Start of Material for this exercise
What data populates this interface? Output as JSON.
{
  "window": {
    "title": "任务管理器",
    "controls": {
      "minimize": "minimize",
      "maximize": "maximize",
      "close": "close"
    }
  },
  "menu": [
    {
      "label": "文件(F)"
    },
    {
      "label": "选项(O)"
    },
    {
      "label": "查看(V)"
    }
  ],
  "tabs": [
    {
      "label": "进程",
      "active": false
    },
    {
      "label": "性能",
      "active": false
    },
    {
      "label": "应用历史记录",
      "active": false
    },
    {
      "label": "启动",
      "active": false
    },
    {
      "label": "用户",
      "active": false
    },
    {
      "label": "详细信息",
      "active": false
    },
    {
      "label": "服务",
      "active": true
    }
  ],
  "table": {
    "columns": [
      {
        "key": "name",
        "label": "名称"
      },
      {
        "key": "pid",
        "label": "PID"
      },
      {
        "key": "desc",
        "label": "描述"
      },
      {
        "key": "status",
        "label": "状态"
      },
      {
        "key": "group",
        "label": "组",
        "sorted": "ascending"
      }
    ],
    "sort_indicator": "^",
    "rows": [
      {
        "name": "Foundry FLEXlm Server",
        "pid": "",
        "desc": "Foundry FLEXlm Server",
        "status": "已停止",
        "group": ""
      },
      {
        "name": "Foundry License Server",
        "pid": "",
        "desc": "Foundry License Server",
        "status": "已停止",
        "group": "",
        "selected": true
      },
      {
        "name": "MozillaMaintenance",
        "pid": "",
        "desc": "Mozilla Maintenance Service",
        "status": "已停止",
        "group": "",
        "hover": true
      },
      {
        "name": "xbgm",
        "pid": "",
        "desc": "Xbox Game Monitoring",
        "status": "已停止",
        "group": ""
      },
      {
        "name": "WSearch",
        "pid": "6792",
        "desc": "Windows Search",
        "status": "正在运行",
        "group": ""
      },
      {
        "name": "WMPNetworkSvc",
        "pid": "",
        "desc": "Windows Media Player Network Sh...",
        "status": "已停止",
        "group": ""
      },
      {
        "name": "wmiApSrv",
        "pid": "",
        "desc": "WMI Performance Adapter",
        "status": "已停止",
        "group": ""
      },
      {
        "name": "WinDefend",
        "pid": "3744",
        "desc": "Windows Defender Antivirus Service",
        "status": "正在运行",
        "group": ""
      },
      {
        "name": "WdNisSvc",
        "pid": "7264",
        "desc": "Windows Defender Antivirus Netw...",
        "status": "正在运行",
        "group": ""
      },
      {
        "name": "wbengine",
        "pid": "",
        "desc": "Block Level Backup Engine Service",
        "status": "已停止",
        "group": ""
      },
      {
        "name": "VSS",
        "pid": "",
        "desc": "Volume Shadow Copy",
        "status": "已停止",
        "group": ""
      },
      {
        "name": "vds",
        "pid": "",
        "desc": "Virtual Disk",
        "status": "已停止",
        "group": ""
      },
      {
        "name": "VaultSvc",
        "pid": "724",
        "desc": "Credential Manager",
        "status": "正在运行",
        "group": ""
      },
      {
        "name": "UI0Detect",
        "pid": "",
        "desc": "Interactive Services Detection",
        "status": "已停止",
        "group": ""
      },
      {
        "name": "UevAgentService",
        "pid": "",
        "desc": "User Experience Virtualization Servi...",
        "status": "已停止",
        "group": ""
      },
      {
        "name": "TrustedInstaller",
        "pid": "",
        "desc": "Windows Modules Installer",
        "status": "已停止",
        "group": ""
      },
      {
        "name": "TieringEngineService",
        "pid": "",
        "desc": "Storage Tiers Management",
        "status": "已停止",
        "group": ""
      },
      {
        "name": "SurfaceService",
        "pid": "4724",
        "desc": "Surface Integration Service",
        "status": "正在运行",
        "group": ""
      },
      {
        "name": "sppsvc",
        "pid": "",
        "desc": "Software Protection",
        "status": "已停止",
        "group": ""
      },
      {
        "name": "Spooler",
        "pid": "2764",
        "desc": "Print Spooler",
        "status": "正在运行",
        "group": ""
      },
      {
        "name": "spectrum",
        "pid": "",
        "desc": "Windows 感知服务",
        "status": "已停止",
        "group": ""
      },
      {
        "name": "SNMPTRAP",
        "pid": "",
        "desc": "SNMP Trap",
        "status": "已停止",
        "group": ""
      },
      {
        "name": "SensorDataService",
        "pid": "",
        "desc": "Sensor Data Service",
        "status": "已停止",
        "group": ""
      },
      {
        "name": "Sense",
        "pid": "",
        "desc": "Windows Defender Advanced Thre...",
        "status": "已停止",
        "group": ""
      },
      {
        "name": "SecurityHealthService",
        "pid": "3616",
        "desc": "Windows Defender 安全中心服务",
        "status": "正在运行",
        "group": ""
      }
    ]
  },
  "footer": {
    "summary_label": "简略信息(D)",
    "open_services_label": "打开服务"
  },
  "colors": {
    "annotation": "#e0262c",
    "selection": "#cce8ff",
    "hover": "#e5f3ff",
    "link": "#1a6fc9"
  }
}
End of Material for this exercise
__Task to carry out__: While keeping every line the same, please copy out all the records.

__Your solution__:
What data populates this interface? Output as JSON.
{
  "window": {
    "title": "任务管理器",
    "controls": {
      "minimize": "minimize",
      "maximize": "maximize",
      "close": "close"
    }
  },
  "menu": [
    {
      "label": "文件(F)"
    },
    {
      "label": "选项(O)"
    },
    {
      "label": "查看(V)"
    }
  ],
  "tabs": [
    {
      "label": "进程",
      "active": false
    },
    {
      "label": "性能",
      "active": false
    },
    {
      "label": "应用历史记录",
      "active": false
    },
    {
      "label": "启动",
      "active": false
    },
    {
      "label": "用户",
      "active": false
    },
    {
      "label": "详细信息",
      "active": false
    },
    {
      "label": "服务",
      "active": true
    }
  ],
  "table": {
    "columns": [
      {
        "key": "name",
        "label": "名称"
      },
      {
        "key": "pid",
        "label": "PID"
      },
      {
        "key": "desc",
        "label": "描述"
      },
      {
        "key": "status",
        "label": "状态"
      },
      {
        "key": "group",
        "label": "组",
        "sorted": "ascending"
      }
    ],
    "sort_indicator": "^",
    "rows": [
      {
        "name": "Foundry FLEXlm Server",
        "pid": "",
        "desc": "Foundry FLEXlm Server",
        "status": "已停止",
        "group": ""
      },
      {
        "name": "Foundry License Server",
        "pid": "",
        "desc": "Foundry License Server",
        "status": "已停止",
        "group": "",
        "selected": true
      },
      {
        "name": "MozillaMaintenance",
        "pid": "",
        "desc": "Mozilla Maintenance Service",
        "status": "已停止",
        "group": "",
        "hover": true
      },
      {
        "name": "xbgm",
        "pid": "",
        "desc": "Xbox Game Monitoring",
        "status": "已停止",
        "group": ""
      },
      {
        "name": "WSearch",
        "pid": "6792",
        "desc": "Windows Search",
        "status": "正在运行",
        "group": ""
      },
      {
        "name": "WMPNetworkSvc",
        "pid": "",
        "desc": "Windows Media Player Network Sh...",
        "status": "已停止",
        "group": ""
      },
      {
        "name": "wmiApSrv",
        "pid": "",
        "desc": "WMI Performance Adapter",
        "status": "已停止",
        "group": ""
      },
      {
        "name": "WinDefend",
        "pid": "3744",
        "desc": "Windows Defender Antivirus Service",
        "status": "正在运行",
        "group": ""
      },
      {
        "name": "WdNisSvc",
        "pid": "7264",
        "desc": "Windows Defender Antivirus Netw...",
        "status": "正在运行",
        "group": ""
      },
      {
        "name": "wbengine",
        "pid": "",
        "desc": "Block Level Backup Engine Service",
        "status": "已停止",
        "group": ""
      },
      {
        "name": "VSS",
        "pid": "",
        "desc": "Volume Shadow Copy",
        "status": "已停止",
        "group": ""
      },
      {
        "name": "vds",
        "pid": "",
        "desc": "Virtual Disk",
        "status": "已停止",
        "group": ""
      },
      {
        "name": "VaultSvc",
        "pid": "724",
        "desc": "Credential Manager",
        "status": "正在运行",
        "group": ""
      },
      {
        "name": "UI0Detect",
        "pid": "",
        "desc": "Interactive Services Detection",
        "status": "已停止",
        "group": ""
      },
      {
        "name": "UevAgentService",
        "pid": "",
        "desc": "User Experience Virtualization Servi...",
        "status": "已停止",
        "group": ""
      },
      {
        "name": "TrustedInstaller",
        "pid": "",
        "desc": "Windows Modules Installer",
        "status": "已停止",
        "group": ""
      },
      {
        "name": "TieringEngineService",
        "pid": "",
        "desc": "Storage Tiers Management",
        "status": "已停止",
        "group": ""
      },
      {
        "name": "SurfaceService",
        "pid": "4724",
        "desc": "Surface Integration Service",
        "status": "正在运行",
        "group": ""
      },
      {
        "name": "sppsvc",
        "pid": "",
        "desc": "Software Protection",
        "status": "已停止",
        "group": ""
      },
      {
        "name": "Spooler",
        "pid": "2764",
        "desc": "Print Spooler",
        "status": "正在运行",
        "group": ""
      },
      {
        "name": "spectrum",
        "pid": "",
        "desc": "Windows 感知服务",
        "status": "已停止",
        "group": ""
      },
      {
        "name": "SNMPTRAP",
        "pid": "",
        "desc": "SNMP Trap",
        "status": "已停止",
        "group": ""
      },
      {
        "name": "SensorDataService",
        "pid": "",
        "desc": "Sensor Data Service",
        "status": "已停止",
        "group": ""
      },
      {
        "name": "Sense",
        "pid": "",
        "desc": "Windows Defender Advanced Thre...",
        "status": "已停止",
        "group": ""
      },
      {
        "name": "SecurityHealthService",
        "pid": "3616",
        "desc": "Windows Defender 安全中心服务",
        "status": "正在运行",
        "group": ""
      }
    ]
  },
  "footer": {
    "summary_label": "简略信息(D)",
    "open_services_label": "打开服务"
  },
  "colors": {
    "annotation": "#e0262c",
    "selection": "#cce8ff",
    "hover": "#e5f3ff",
    "link": "#1a6fc9"
  }
}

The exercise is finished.